Task brief –
Below are the records; copy each line in them that holds the word "イギリス".

====================

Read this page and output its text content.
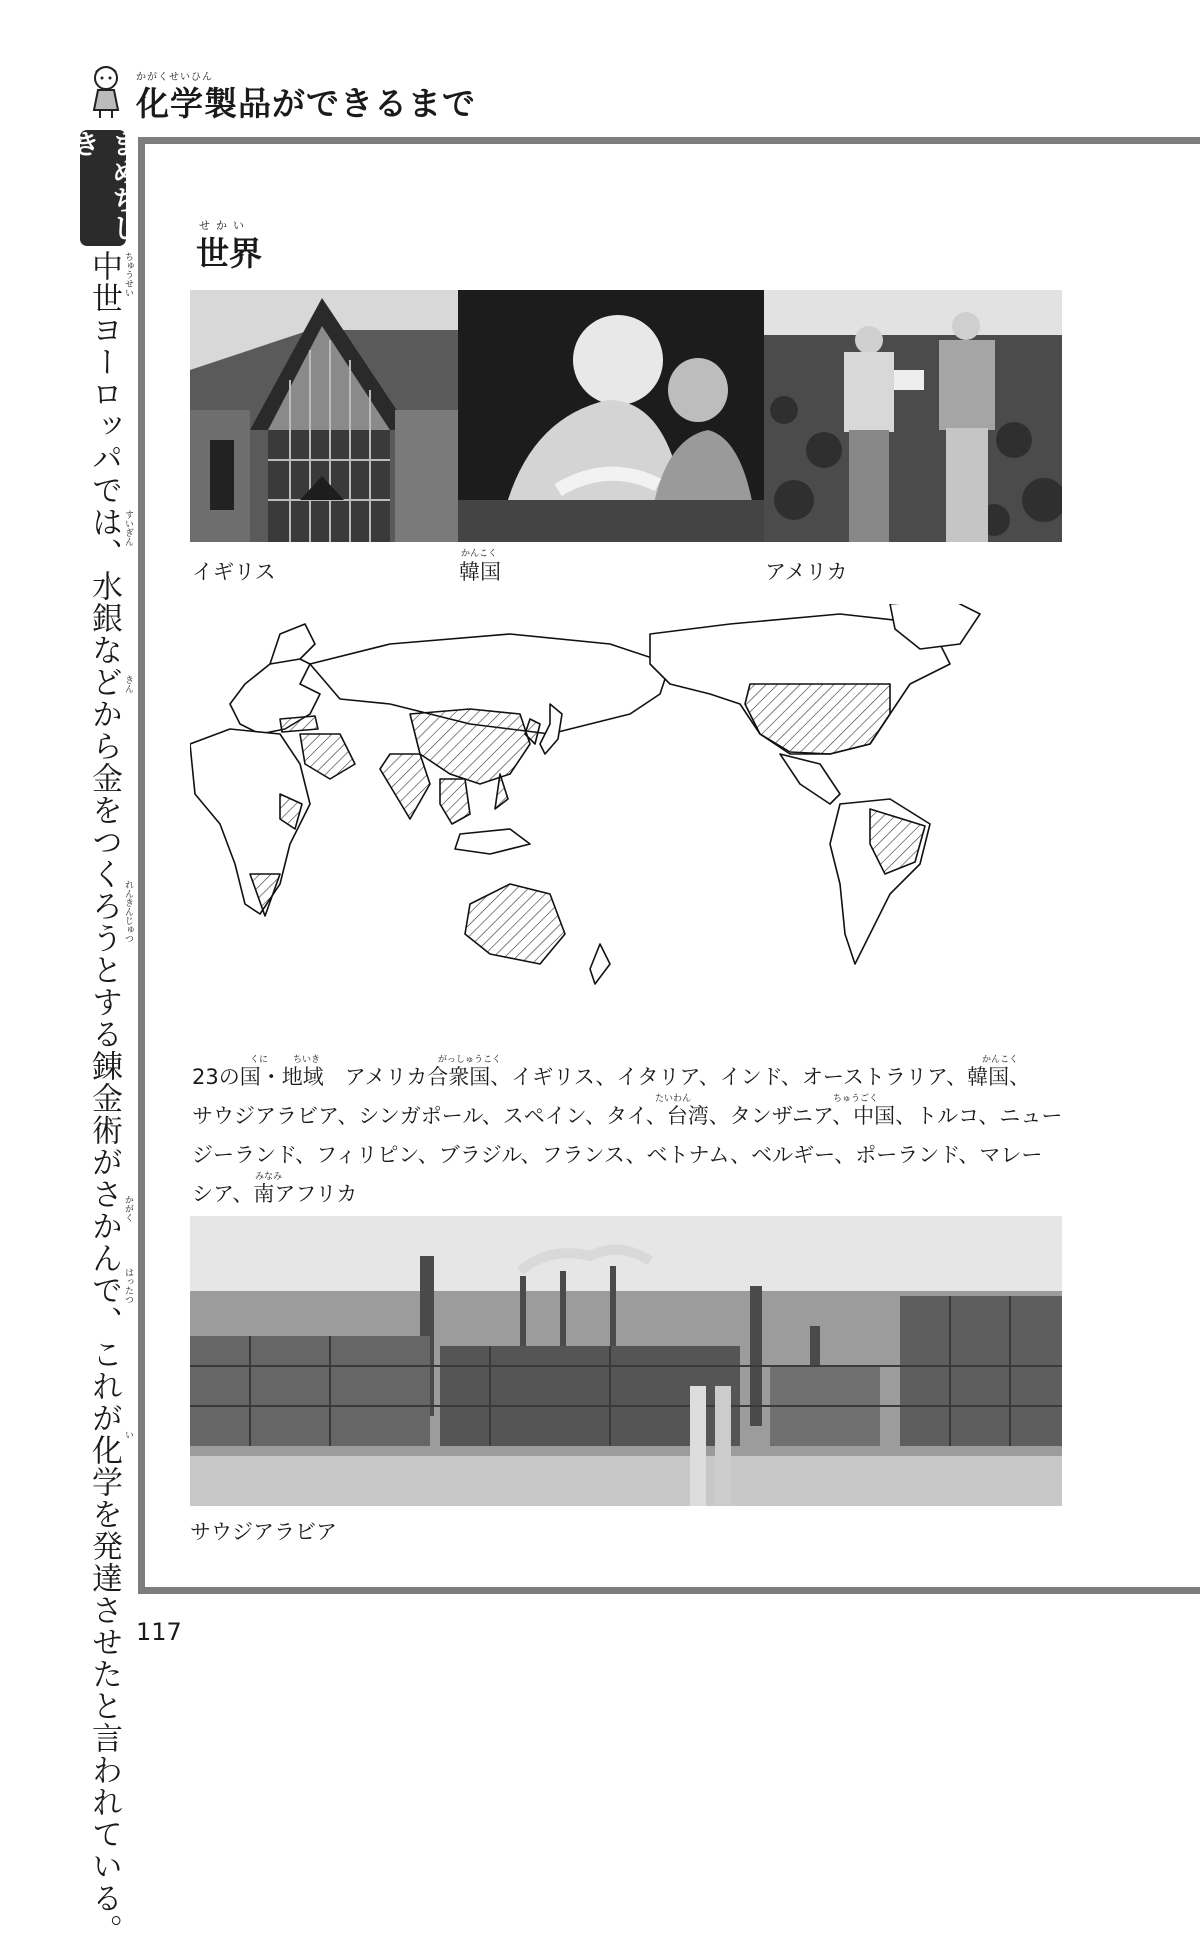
かがくせいひん
化学製品ができるまで
まめちしき
中世ヨーロッパでは、水銀などから金をつくろうとする錬金術がさかんで、これが化学を発達させたと言われている。 ちゅうせい
すいぎん
きん
れんきんじゅつ
かがく
はったつ
い
せかい
世界
イギリス
かんこく
韓国	アメリカ
23の国・地域　アメリカ合衆国、イギリス、イタリア、インド、オーストラリア、韓国、
サウジアラビア、シンガポール、スペイン、タイ、台湾、タンザニア、中国、トルコ、ニュー
ジーランド、フィリピン、ブラジル、フランス、ベトナム、ベルギー、ポーランド、マレー
シア、南アフリカ
くに	ちいき	がっしゅうこく	かんこく
たいわん	ちゅうごく
みなみ
サウジアラビア
117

====================

Written answer –
イギリス
23の国・地域　アメリカ合衆国、イギリス、イタリア、インド、オーストラリア、韓国、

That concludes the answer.